▶ The input
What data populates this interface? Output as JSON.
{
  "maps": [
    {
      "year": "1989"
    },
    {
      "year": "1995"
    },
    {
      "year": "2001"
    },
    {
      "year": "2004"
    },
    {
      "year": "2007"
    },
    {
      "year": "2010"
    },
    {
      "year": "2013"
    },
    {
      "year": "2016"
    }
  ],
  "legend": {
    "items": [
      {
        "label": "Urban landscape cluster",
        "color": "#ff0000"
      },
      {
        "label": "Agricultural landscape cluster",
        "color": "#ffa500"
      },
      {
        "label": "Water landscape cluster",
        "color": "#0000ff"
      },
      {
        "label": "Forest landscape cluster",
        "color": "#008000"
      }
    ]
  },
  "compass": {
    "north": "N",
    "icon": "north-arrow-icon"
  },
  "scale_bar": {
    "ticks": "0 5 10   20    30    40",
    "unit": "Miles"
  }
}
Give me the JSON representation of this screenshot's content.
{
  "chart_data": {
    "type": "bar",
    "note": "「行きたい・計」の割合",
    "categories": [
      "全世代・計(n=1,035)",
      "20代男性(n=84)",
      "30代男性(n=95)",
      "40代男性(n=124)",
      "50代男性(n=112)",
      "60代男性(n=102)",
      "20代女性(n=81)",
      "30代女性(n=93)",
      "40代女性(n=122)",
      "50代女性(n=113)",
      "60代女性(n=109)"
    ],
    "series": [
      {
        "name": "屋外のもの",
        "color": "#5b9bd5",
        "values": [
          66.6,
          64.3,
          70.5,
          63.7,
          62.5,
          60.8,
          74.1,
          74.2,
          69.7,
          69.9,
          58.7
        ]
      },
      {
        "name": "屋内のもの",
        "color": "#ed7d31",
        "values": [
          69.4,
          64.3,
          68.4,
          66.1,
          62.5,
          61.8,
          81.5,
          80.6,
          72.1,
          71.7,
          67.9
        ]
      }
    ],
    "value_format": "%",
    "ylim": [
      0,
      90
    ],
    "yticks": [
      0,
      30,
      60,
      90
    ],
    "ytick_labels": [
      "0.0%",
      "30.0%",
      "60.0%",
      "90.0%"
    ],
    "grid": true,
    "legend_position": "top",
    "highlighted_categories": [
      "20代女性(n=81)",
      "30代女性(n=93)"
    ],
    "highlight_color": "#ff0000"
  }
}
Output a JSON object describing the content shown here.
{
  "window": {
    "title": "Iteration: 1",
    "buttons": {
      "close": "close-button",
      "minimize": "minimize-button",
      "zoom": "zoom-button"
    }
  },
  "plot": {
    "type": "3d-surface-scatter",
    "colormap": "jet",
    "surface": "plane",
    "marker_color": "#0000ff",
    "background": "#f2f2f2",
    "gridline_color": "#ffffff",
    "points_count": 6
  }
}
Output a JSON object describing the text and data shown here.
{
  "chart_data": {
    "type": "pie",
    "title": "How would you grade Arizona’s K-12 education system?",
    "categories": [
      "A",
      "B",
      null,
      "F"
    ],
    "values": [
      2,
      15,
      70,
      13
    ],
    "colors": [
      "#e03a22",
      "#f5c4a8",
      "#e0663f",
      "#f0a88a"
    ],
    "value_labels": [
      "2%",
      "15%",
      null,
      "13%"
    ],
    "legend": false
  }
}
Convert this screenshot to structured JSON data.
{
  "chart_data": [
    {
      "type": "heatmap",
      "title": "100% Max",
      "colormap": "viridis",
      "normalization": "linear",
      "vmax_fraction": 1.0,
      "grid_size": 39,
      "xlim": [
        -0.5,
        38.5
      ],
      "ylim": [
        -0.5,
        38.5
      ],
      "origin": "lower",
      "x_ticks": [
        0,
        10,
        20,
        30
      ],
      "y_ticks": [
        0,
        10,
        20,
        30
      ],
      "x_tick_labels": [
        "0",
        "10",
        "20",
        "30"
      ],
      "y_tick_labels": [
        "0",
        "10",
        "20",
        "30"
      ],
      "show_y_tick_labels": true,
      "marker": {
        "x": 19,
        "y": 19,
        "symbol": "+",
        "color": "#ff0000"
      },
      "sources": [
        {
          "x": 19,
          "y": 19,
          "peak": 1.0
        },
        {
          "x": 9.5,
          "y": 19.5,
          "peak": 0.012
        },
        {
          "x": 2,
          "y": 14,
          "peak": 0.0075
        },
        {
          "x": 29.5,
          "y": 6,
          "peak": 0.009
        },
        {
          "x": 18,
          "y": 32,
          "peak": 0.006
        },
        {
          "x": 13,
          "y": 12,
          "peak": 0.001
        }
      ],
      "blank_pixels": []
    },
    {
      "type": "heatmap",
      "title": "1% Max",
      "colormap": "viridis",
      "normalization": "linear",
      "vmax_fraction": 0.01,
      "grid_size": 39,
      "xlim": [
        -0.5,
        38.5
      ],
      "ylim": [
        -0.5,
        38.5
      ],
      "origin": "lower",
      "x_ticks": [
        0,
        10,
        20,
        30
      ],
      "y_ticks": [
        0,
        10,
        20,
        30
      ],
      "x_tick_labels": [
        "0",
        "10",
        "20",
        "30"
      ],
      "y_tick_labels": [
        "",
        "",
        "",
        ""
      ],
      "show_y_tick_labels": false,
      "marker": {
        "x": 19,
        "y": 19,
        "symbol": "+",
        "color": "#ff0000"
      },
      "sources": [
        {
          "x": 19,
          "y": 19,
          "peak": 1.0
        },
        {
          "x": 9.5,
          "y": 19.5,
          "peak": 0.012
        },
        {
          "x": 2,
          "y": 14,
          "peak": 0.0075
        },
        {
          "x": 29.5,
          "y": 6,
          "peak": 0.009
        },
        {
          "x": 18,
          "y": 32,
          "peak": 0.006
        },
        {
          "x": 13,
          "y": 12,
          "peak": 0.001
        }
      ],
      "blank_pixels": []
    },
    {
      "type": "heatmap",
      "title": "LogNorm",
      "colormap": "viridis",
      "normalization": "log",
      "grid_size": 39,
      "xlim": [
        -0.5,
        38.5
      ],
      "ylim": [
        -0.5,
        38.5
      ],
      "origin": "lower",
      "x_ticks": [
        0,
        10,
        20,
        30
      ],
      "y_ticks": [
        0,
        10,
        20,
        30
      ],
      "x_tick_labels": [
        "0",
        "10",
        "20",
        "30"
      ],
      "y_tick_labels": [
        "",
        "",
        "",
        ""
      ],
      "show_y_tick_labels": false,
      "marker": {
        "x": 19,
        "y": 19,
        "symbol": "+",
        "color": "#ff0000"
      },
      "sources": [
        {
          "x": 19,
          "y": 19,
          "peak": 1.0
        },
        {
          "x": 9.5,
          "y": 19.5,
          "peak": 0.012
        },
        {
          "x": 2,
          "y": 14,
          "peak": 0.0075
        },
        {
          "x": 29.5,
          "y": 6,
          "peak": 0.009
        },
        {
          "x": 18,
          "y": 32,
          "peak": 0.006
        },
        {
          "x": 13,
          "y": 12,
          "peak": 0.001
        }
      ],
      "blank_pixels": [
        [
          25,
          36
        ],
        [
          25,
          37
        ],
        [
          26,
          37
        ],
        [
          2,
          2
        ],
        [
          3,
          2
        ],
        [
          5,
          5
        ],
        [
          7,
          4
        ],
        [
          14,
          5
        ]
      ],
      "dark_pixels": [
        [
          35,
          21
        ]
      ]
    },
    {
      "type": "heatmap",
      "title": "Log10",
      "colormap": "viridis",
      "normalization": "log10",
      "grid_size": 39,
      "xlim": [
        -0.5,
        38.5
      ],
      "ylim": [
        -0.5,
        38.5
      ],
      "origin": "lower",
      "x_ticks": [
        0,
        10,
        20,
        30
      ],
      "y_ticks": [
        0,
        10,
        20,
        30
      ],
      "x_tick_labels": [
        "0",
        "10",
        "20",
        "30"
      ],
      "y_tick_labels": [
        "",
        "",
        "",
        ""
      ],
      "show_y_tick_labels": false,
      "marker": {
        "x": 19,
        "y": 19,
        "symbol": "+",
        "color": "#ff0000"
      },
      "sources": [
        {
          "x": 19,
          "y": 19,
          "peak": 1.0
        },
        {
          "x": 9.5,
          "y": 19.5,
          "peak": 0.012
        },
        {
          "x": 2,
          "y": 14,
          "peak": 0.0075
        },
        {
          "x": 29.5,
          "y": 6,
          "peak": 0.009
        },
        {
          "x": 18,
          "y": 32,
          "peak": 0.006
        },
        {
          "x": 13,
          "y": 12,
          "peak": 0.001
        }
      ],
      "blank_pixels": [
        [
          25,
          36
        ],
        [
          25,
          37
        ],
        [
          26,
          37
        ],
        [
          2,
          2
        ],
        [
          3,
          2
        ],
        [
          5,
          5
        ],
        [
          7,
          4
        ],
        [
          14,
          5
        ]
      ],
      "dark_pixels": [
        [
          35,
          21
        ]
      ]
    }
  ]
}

▶ Instructions to follow
Pull out each line of the records holding the string "shown".

▶ Solution to this exercise
Output a JSON object describing the content shown here.
Output a JSON object describing the text and data shown here.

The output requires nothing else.